Items listed in a dataset:
#####
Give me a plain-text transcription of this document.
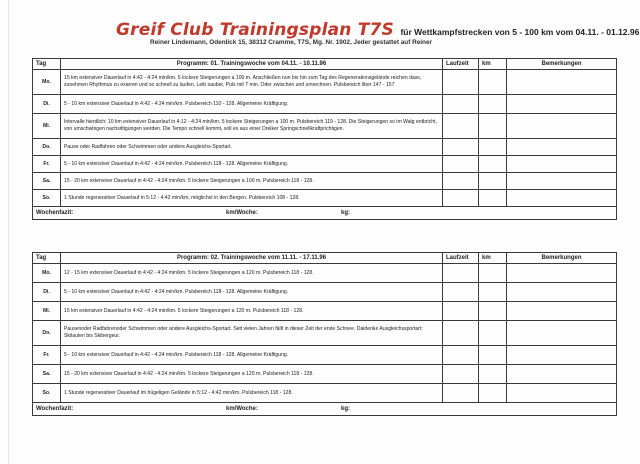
Greif Club Trainingsplan T7S für Wettkampfstrecken von 5 - 100 km vom 04.11. - 01.12.96
Reiner Lindemann, Odenlick 15, 38312 Cramme, T7S, Mg. Nr. 1902, Jeder gestattet auf Reiner
Tag	Programm: 01. Trainingswoche vom 04.11. - 10.11.96	Laufzeit	km	Bemerkungen
Mo.	15 km extensiver Dauerlauf in 4:42 - 4:24 min/km. 5 lockere Steigerungen a 100 m. Anschließen nun bis hin zum Tag des Regenerationsgelände reichen dass, zunehmen Rhythmus zu exarren und so schnell zu laufen. Leib sauber, Puls mit 7 min. Oder zwischen und umrechnen. Pulsbereich liber 147 - 157			
Di.	5 - 10 km extensiver Dauerlauf in 4:42 - 4:24 min/km. Pulsbereich 110 - 128. Allgemeine Kräftigung.			
Mi.	Intervalle hierdlich: 10 km extensiver Dauerlauf in 4:12 - 4:24 min/km. 5 lockere Steigerungen a 100 m. Pulsbereich 119 - 128. Die Steigerungen so im Walg entbricht, von umschwingen nachsittigungen werden. Die Tempo schnell kommt, soll es aus einer Dreiker Springschnellkraftprichtigen.			
Do.	Pause oder Radfahren oder Schwimmen oder andere Ausgleichs-Sportart.			
Fr.	5 - 10 km extensiver Dauerlauf in 4:42 - 4:24 min/km. Pulsbereich 118 - 128. Allgemeine Kräftigung.			
Sa.	15 - 20 km extensiver Dauerlauf in 4:42 - 4:24 min/km. 5 lockere Steigerungen a 100 m. Pulsbereich 118 - 128.			
So.	1 Stunde regenerativer Dauerlauf in 5:12 - 4:42 min/km, möglichst in den Bergen. Pulsbereich 108 - 128.			

Wochenfazit: km/Woche: kg:				
Tag	Programm: 02. Trainingswoche vom 11.11. - 17.11.96	Laufzeit	km	Bemerkungen
Mo.	12 - 15 km extensiver Dauerlauf in 4:42 - 4:24 min/km. 5 lockere Steigerungen a 120 m. Pulsbereich 118 - 128.			
Di.	5 - 10 km extensiver Dauerlauf in 4:42 - 4:24 min/km. Pulsbereich 118 - 128. Allgemeine Kräftigung.			
Mi.	15 km extensiver Dauerlauf in 4:42 - 4:24 min/km. 5 lockere Steigerungen a 120 m. Pulsbereich 118 - 128.			
Do.	Pausenoder Radfahrenoder Schwimmen oder andere Ausgleichs-Sportart. Seit vielen Jahren fällt in dieser Zeit der erste Schnee. Daidenke Ausgleichssportart: Skilauten bis Skibergeur.			
Fr.	5 - 10 km extensiver Dauerlauf in 4:42 - 4:24 min/km. Pulsbereich 118 - 128. Allgemeine Kräftigung.			
Sa.	15 - 20 km extensiver Dauerlauf in 4:42 - 4:24 min/km. 5 lockere Steigerungen a 120 m. Pulsbereich 118 - 128.			
So.	1 Stunde regenerativer Dauerlauf im hügeligen Gelände in 5:12 - 4:42 min/km. Pulsbereich 118 - 128.			

Wochenfazit: km/Woche: kg:				
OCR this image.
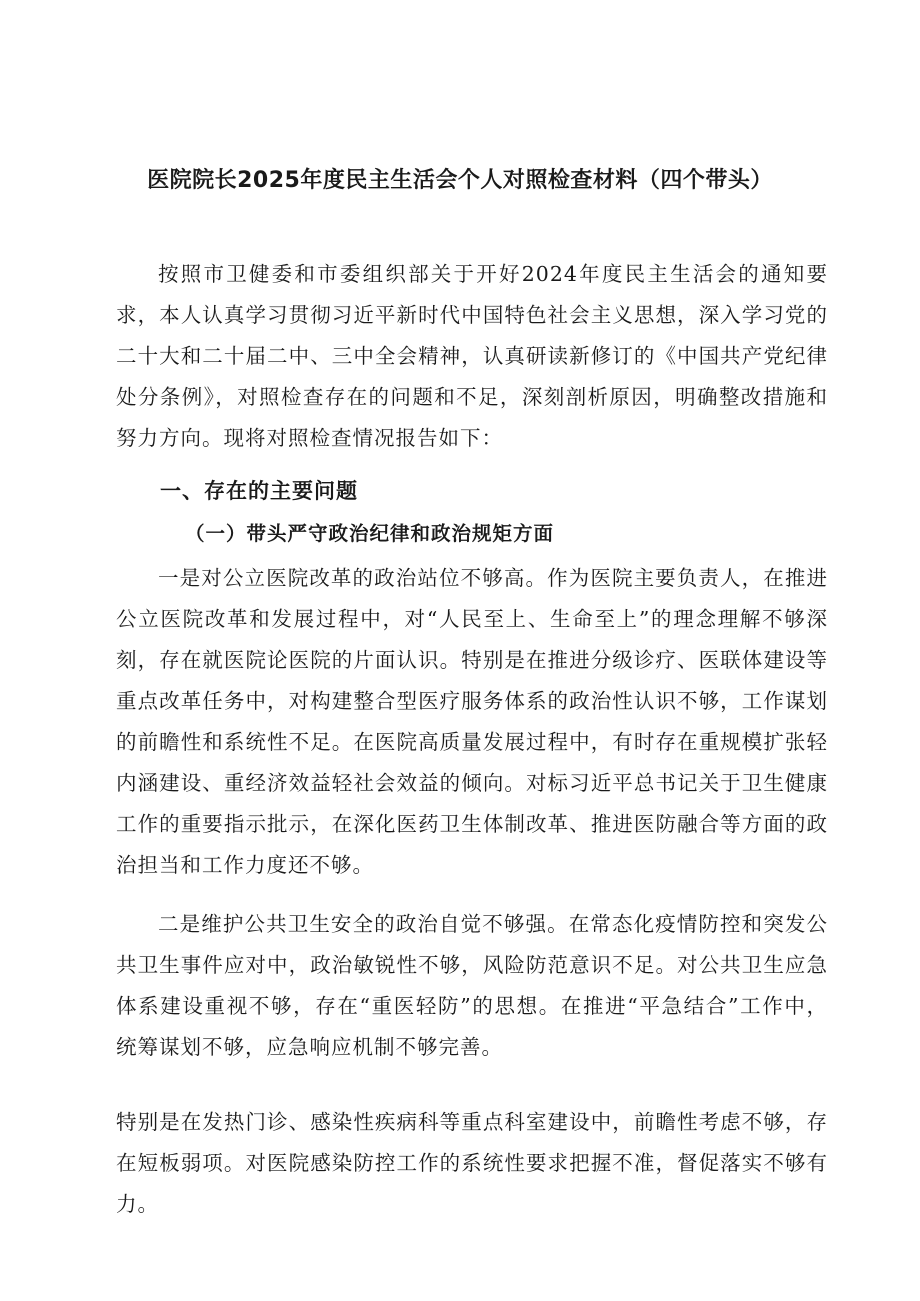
医院院长2025年度民主生活会个人对照检查材料（四个带头）

按照市卫健委和市委组织部关于开好2024年度民主生活会的通知要求，本人认真学习贯彻习近平新时代中国特色社会主义思想，深入学习党的二十大和二十届二中、三中全会精神，认真研读新修订的《中国共产党纪律处分条例》，对照检查存在的问题和不足，深刻剖析原因，明确整改措施和努力方向。现将对照检查情况报告如下：

一、存在的主要问题
（一）带头严守政治纪律和政治规矩方面

一是对公立医院改革的政治站位不够高。作为医院主要负责人，在推进公立医院改革和发展过程中，对“人民至上、生命至上”的理念理解不够深刻，存在就医院论医院的片面认识。特别是在推进分级诊疗、医联体建设等重点改革任务中，对构建整合型医疗服务体系的政治性认识不够，工作谋划的前瞻性和系统性不足。在医院高质量发展过程中，有时存在重规模扩张轻内涵建设、重经济效益轻社会效益的倾向。对标习近平总书记关于卫生健康工作的重要指示批示，在深化医药卫生体制改革、推进医防融合等方面的政治担当和工作力度还不够。

二是维护公共卫生安全的政治自觉不够强。在常态化疫情防控和突发公共卫生事件应对中，政治敏锐性不够，风险防范意识不足。对公共卫生应急体系建设重视不够，存在“重医轻防”的思想。在推进“平急结合”工作中，统筹谋划不够，应急响应机制不够完善。

特别是在发热门诊、感染性疾病科等重点科室建设中，前瞻性考虑不够，存在短板弱项。对医院感染防控工作的系统性要求把握不准，督促落实不够有力。
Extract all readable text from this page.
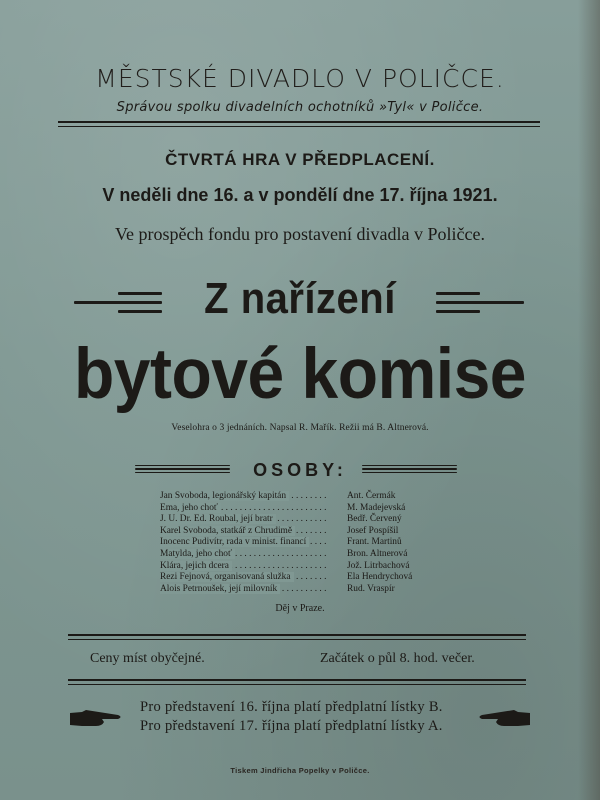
MĚSTSKÉ DIVADLO V POLIČCE.
Správou spolku divadelních ochotníků »Tyl« v Poličce.
ČTVRTÁ HRA V PŘEDPLACENÍ.
V neděli dne 16. a v pondělí dne 17. října 1921.
Ve prospěch fondu pro postavení divadla v Poličce.
Z nařízení
bytové komise
Veselohra o 3 jednáních. Napsal R. Mařík. Režii má B. Altnerová.
OSOBY:
Jan Svoboda, legionářský kapitán . . .	Ant. Čermák
Ema, jeho choť . . .	M. Madejevská
J. U. Dr. Ed. Roubal, její bratr . . .	Bedř. Červený
Karel Svoboda, statkář z Chrudimě . . .	Josef Pospíšil
Inocenc Pudivítr, rada v minist. financí . . .	Frant. Martinů
Matylda, jeho choť . . .	Bron. Altnerová
Klára, jejich dcera . . .	Jož. Litrbachová
Rezi Fejnová, organisovaná služka . . .	Ela Hendrychová
Alois Petrnoušek, její milovník . . .	Rud. Vraspír
Děj v Praze.
Ceny míst obyčejné.	Začátek o půl 8. hod. večer.
Pro představení 16. října platí předplatní lístky B.
Pro představení 17. října platí předplatní lístky A.
Tiskem Jindřicha Popelky v Poličce.
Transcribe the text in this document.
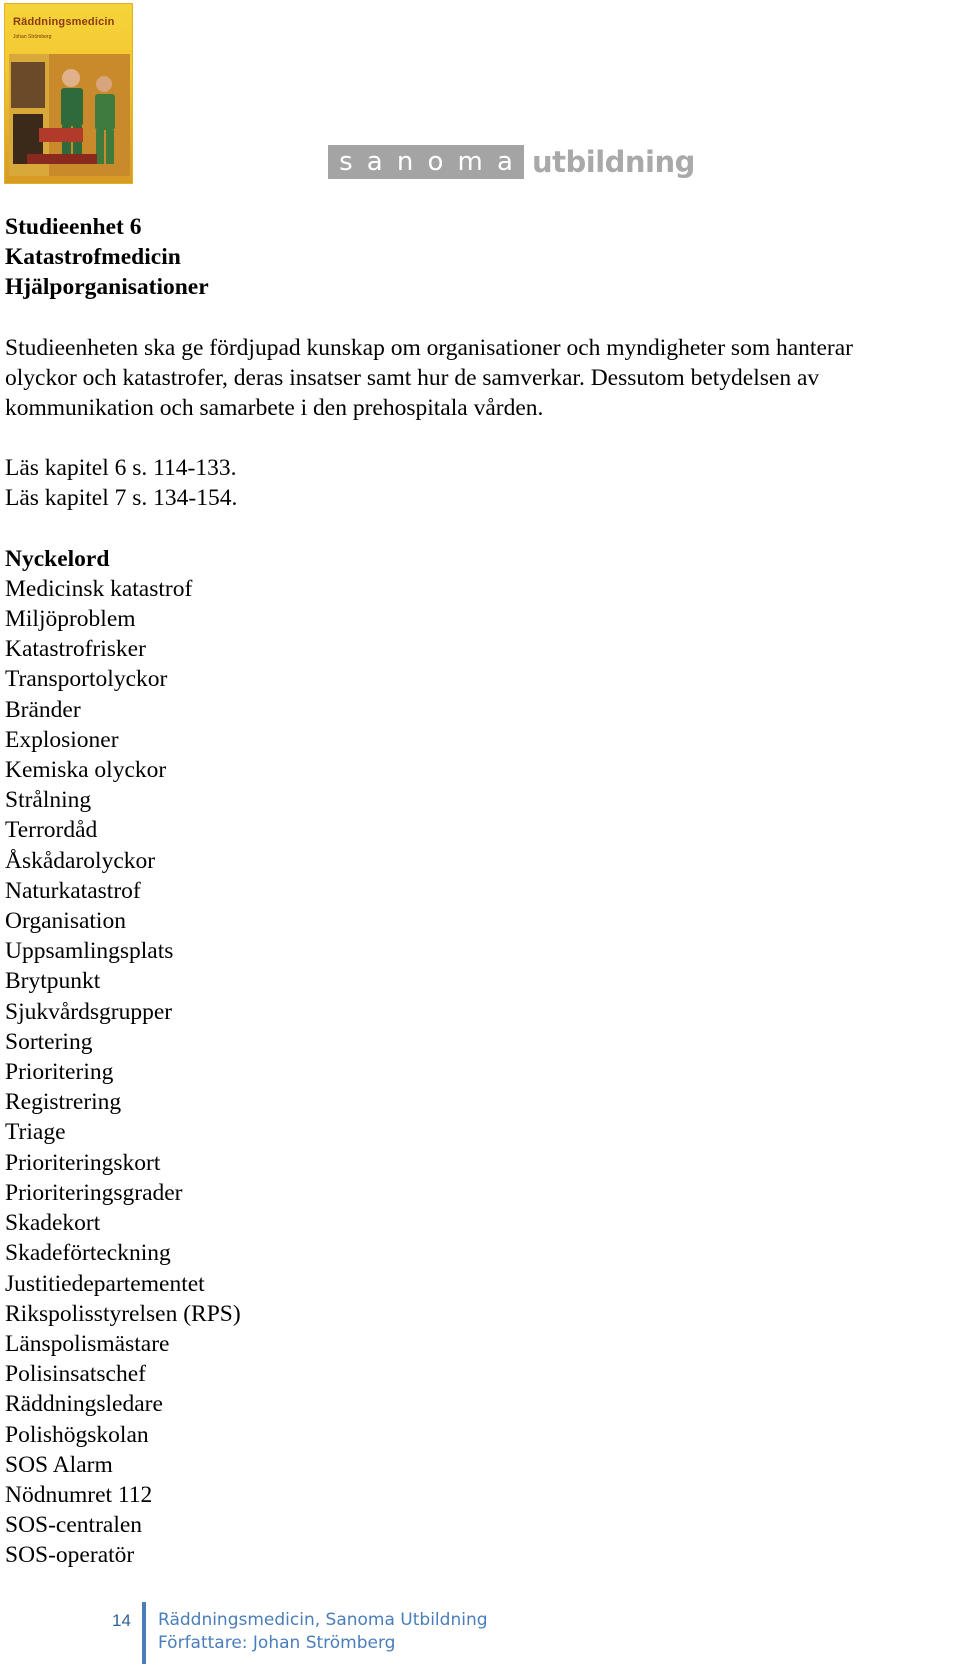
Räddningsmedicin
Johan Strömberg
s a n o m a utbildning
Studieenhet 6
Katastrofmedicin
Hjälporganisationer
Studieenheten ska ge fördjupad kunskap om organisationer och myndigheter som hanterar
olyckor och katastrofer, deras insatser samt hur de samverkar. Dessutom betydelsen av
kommunikation och samarbete i den prehospitala vården.
Läs kapitel 6 s. 114-133.
Läs kapitel 7 s. 134-154.
Nyckelord
Medicinsk katastrof
Miljöproblem
Katastrofrisker
Transportolyckor
Bränder
Explosioner
Kemiska olyckor
Strålning
Terrordåd
Åskådarolyckor
Naturkatastrof
Organisation
Uppsamlingsplats
Brytpunkt
Sjukvårdsgrupper
Sortering
Prioritering
Registrering
Triage
Prioriteringskort
Prioriteringsgrader
Skadekort
Skadeförteckning
Justitiedepartementet
Rikspolisstyrelsen (RPS)
Länspolismästare
Polisinsatschef
Räddningsledare
Polishögskolan
SOS Alarm
Nödnumret 112
SOS-centralen
SOS-operatör
14	Räddningsmedicin, Sanoma Utbildning
Författare: Johan Strömberg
#####
_Given task_
Your task is to quote exactly the lines from the one with "Extract all readable text from this page." through the end of the material, both included, without reproducing any pictures.

_Solved problem_
Extract all readable text from this page.
MĚSTSKÉ DIVADLO V POLIČCE.
Správou spolku divadelních ochotníků »Tyl« v Poličce.
ČTVRTÁ HRA V PŘEDPLACENÍ.
V neděli dne 16. a v pondělí dne 17. října 1921.
Ve prospěch fondu pro postavení divadla v Poličce.
Z nařízení
bytové komise
Veselohra o 3 jednáních. Napsal R. Mařík. Režii má B. Altnerová.
OSOBY:
Jan Svoboda, legionářský kapitán . . .	Ant. Čermák
Ema, jeho choť . . .	M. Madejevská
J. U. Dr. Ed. Roubal, její bratr . . .	Bedř. Červený
Karel Svoboda, statkář z Chrudimě . . .	Josef Pospíšil
Inocenc Pudivítr, rada v minist. financí . . .	Frant. Martinů
Matylda, jeho choť . . .	Bron. Altnerová
Klára, jejich dcera . . .	Jož. Litrbachová
Rezi Fejnová, organisovaná služka . . .	Ela Hendrychová
Alois Petrnoušek, její milovník . . .	Rud. Vraspír
Děj v Praze.
Ceny míst obyčejné.	Začátek o půl 8. hod. večer.
Pro představení 16. října platí předplatní lístky B.
Pro představení 17. října platí předplatní lístky A.
Tiskem Jindřicha Popelky v Poličce.
Transcribe the text in this document.
Räddningsmedicin
Johan Strömberg
s a n o m a utbildning
Studieenhet 6
Katastrofmedicin
Hjälporganisationer
Studieenheten ska ge fördjupad kunskap om organisationer och myndigheter som hanterar
olyckor och katastrofer, deras insatser samt hur de samverkar. Dessutom betydelsen av
kommunikation och samarbete i den prehospitala vården.
Läs kapitel 6 s. 114-133.
Läs kapitel 7 s. 134-154.
Nyckelord
Medicinsk katastrof
Miljöproblem
Katastrofrisker
Transportolyckor
Bränder
Explosioner
Kemiska olyckor
Strålning
Terrordåd
Åskådarolyckor
Naturkatastrof
Organisation
Uppsamlingsplats
Brytpunkt
Sjukvårdsgrupper
Sortering
Prioritering
Registrering
Triage
Prioriteringskort
Prioriteringsgrader
Skadekort
Skadeförteckning
Justitiedepartementet
Rikspolisstyrelsen (RPS)
Länspolismästare
Polisinsatschef
Räddningsledare
Polishögskolan
SOS Alarm
Nödnumret 112
SOS-centralen
SOS-operatör
14	Räddningsmedicin, Sanoma Utbildning
Författare: Johan Strömberg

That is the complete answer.